Records shown:
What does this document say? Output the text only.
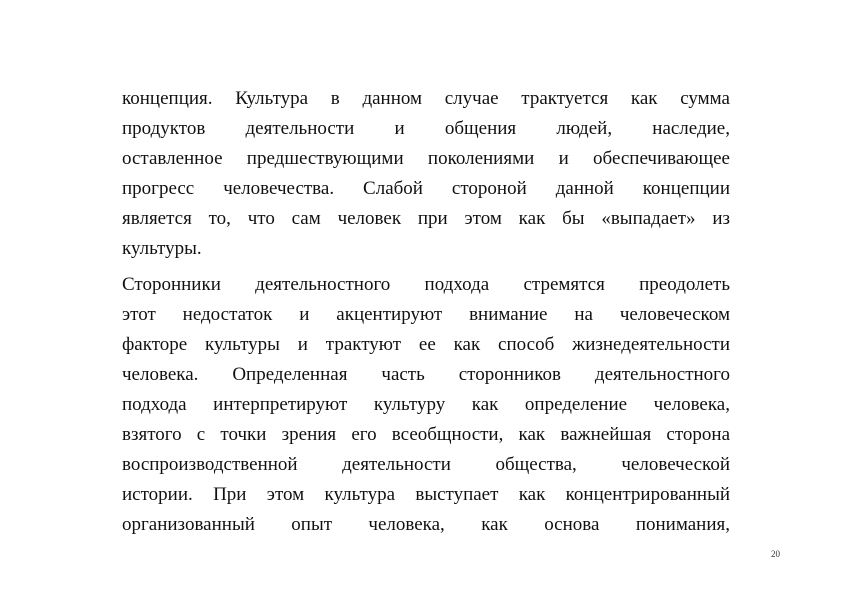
концепция. Культура в данном случае трактуется как сумма
продуктов деятельности и общения людей, наследие,
оставленное предшествующими поколениями и обеспечивающее
прогресс человечества. Слабой стороной данной концепции
является то, что сам человек при этом как бы «выпадает» из
культуры.
Сторонники деятельностного подхода стремятся преодолеть
этот недостаток и акцентируют внимание на человеческом
факторе культуры и трактуют ее как способ жизнедеятельности
человека. Определенная часть сторонников деятельностного
подхода интерпретируют культуру как определение человека,
взятого с точки зрения его всеобщности, как важнейшая сторона
воспроизводственной деятельности общества, человеческой
истории. При этом культура выступает как концентрированный
организованный опыт человека, как основа понимания,
20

Direction: Your task is to copy the entries in full and exactly, without any images.

The solution:
What does this document say? Output the text only.
концепция. Культура в данном случае трактуется как сумма
продуктов деятельности и общения людей, наследие,
оставленное предшествующими поколениями и обеспечивающее
прогресс человечества. Слабой стороной данной концепции
является то, что сам человек при этом как бы «выпадает» из
культуры.
Сторонники деятельностного подхода стремятся преодолеть
этот недостаток и акцентируют внимание на человеческом
факторе культуры и трактуют ее как способ жизнедеятельности
человека. Определенная часть сторонников деятельностного
подхода интерпретируют культуру как определение человека,
взятого с точки зрения его всеобщности, как важнейшая сторона
воспроизводственной деятельности общества, человеческой
истории. При этом культура выступает как концентрированный
организованный опыт человека, как основа понимания,
20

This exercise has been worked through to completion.